**WHAT TO PRODUCE**
Write out all records as given; omit images.

Stored entries
--- START ---
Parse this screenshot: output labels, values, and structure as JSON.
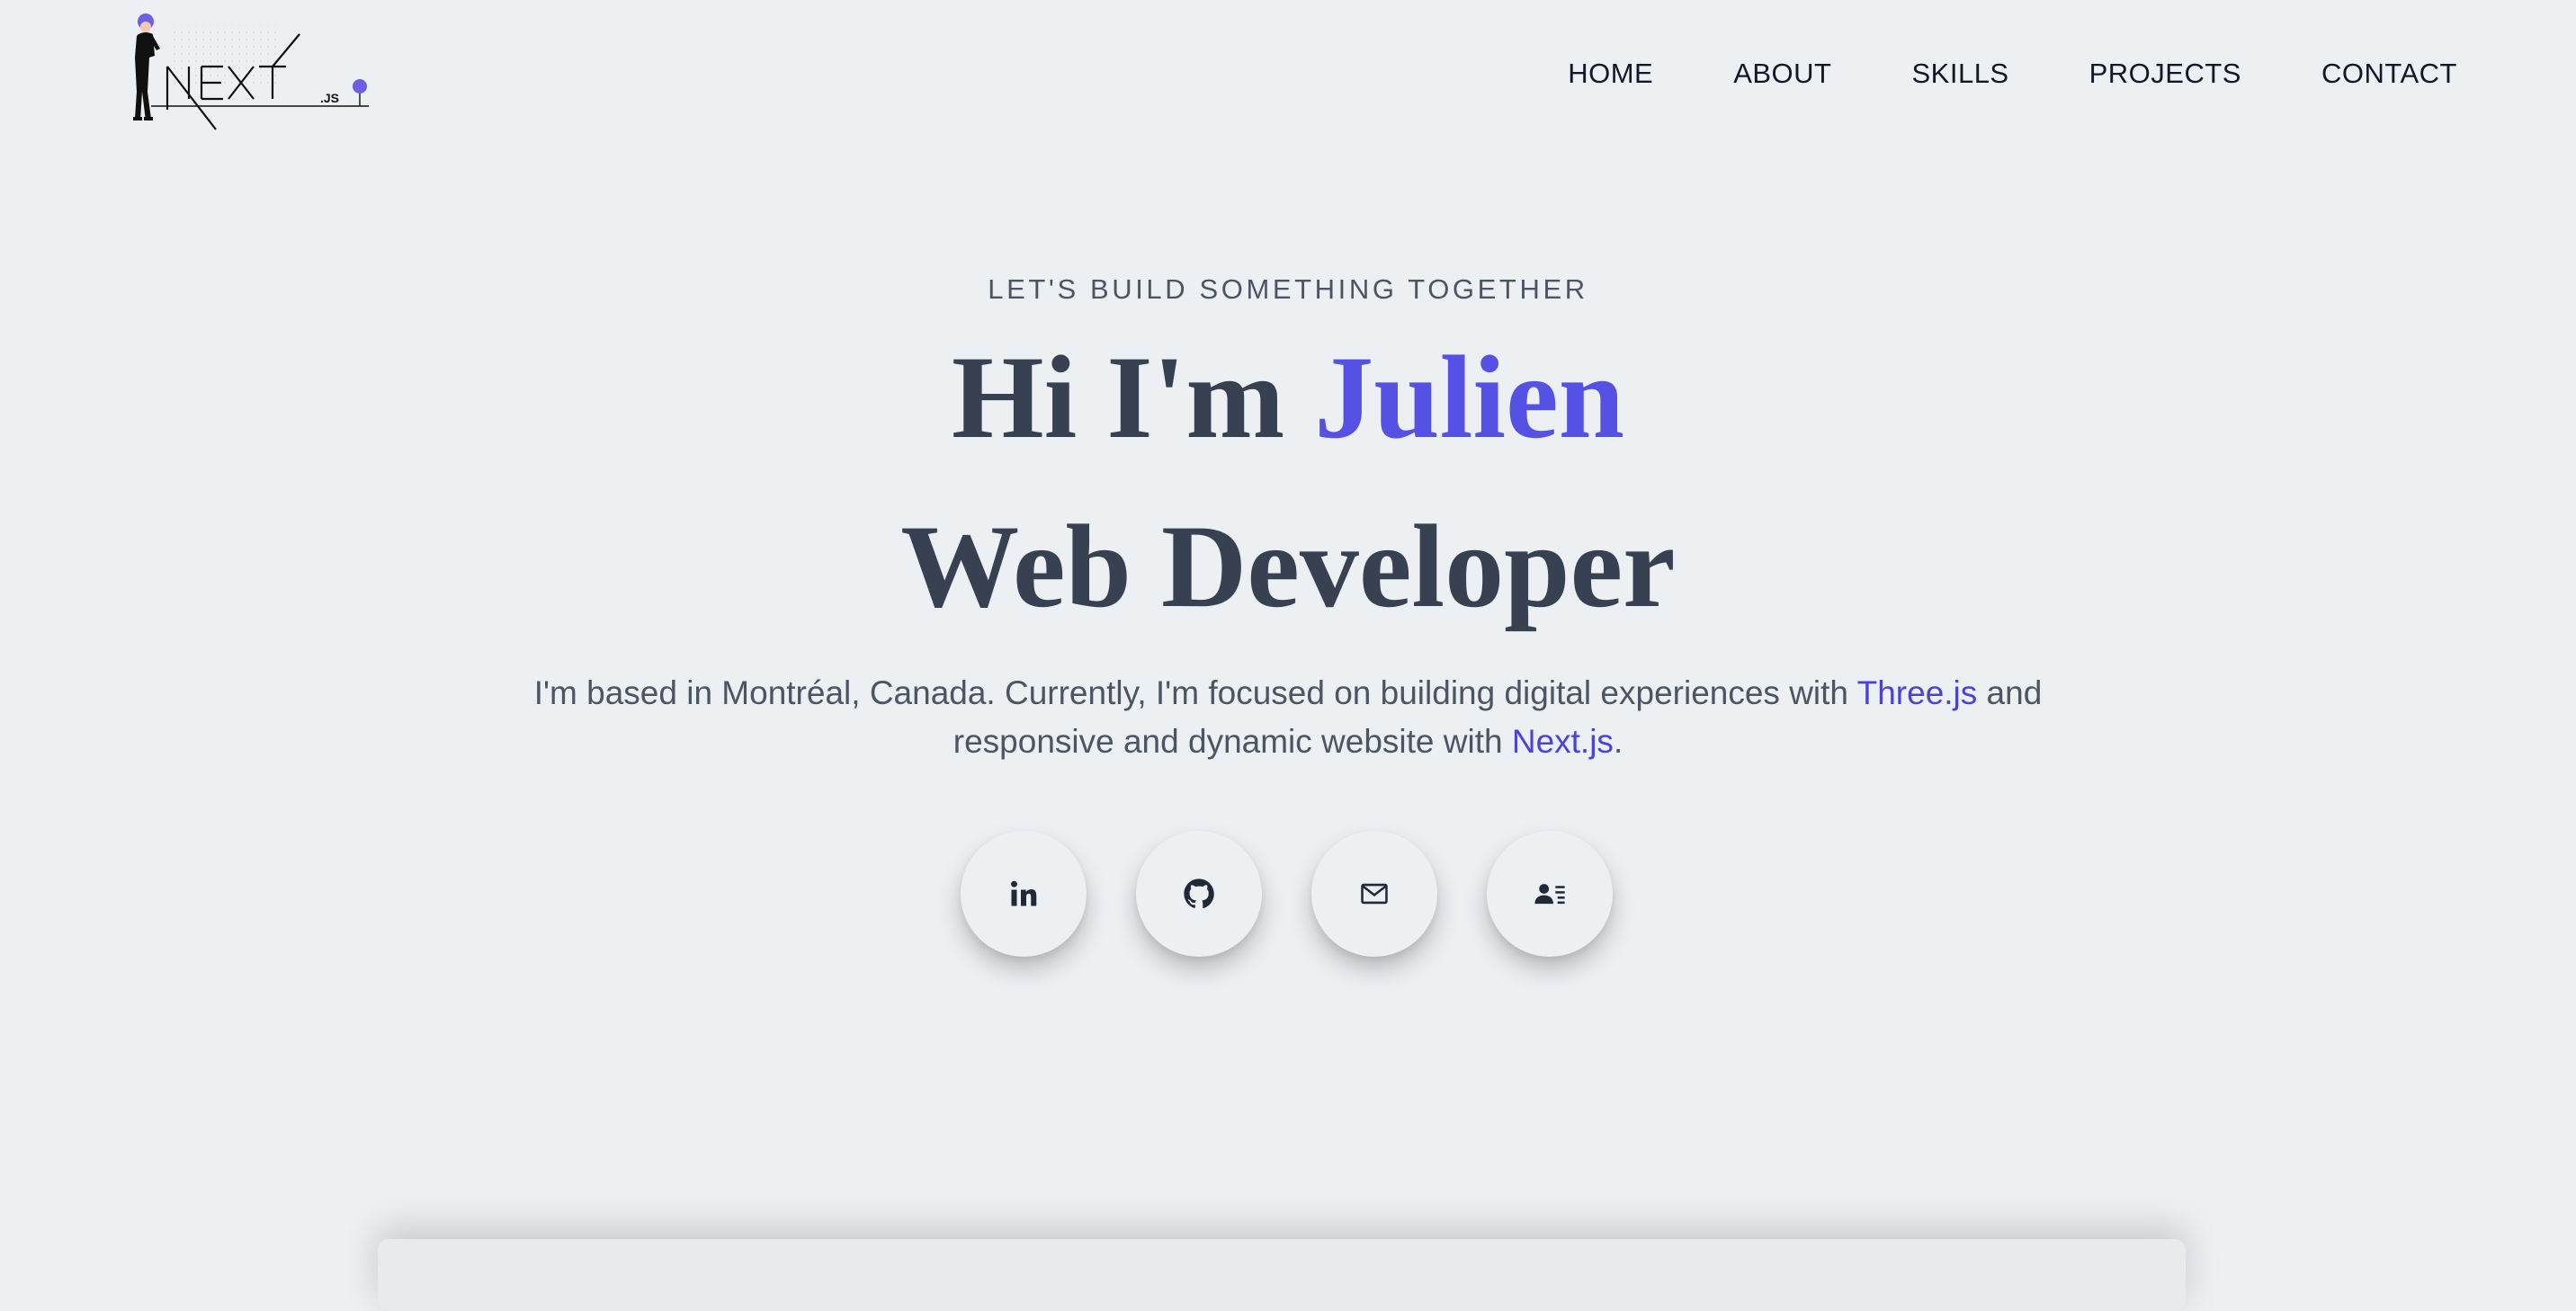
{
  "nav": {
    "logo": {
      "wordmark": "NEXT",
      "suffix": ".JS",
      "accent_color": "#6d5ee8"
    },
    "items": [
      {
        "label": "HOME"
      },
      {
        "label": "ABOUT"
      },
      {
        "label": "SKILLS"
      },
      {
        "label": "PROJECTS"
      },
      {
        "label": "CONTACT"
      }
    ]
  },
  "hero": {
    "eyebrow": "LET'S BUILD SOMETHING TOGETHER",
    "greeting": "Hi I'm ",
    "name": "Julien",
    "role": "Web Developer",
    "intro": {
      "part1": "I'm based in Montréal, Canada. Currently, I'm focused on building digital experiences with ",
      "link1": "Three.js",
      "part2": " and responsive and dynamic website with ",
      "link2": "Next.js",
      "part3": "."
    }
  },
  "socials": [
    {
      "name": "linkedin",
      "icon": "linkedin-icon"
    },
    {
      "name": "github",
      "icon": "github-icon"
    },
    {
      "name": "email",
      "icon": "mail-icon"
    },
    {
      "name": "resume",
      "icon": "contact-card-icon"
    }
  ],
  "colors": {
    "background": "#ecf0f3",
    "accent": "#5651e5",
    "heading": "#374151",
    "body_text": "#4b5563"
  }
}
--- END ---
**FULL OUTPUT**
Parse this screenshot: output labels, values, and structure as JSON.
{
  "nav": {
    "logo": {
      "wordmark": "NEXT",
      "suffix": ".JS",
      "accent_color": "#6d5ee8"
    },
    "items": [
      {
        "label": "HOME"
      },
      {
        "label": "ABOUT"
      },
      {
        "label": "SKILLS"
      },
      {
        "label": "PROJECTS"
      },
      {
        "label": "CONTACT"
      }
    ]
  },
  "hero": {
    "eyebrow": "LET'S BUILD SOMETHING TOGETHER",
    "greeting": "Hi I'm ",
    "name": "Julien",
    "role": "Web Developer",
    "intro": {
      "part1": "I'm based in Montréal, Canada. Currently, I'm focused on building digital experiences with ",
      "link1": "Three.js",
      "part2": " and responsive and dynamic website with ",
      "link2": "Next.js",
      "part3": "."
    }
  },
  "socials": [
    {
      "name": "linkedin",
      "icon": "linkedin-icon"
    },
    {
      "name": "github",
      "icon": "github-icon"
    },
    {
      "name": "email",
      "icon": "mail-icon"
    },
    {
      "name": "resume",
      "icon": "contact-card-icon"
    }
  ],
  "colors": {
    "background": "#ecf0f3",
    "accent": "#5651e5",
    "heading": "#374151",
    "body_text": "#4b5563"
  }
}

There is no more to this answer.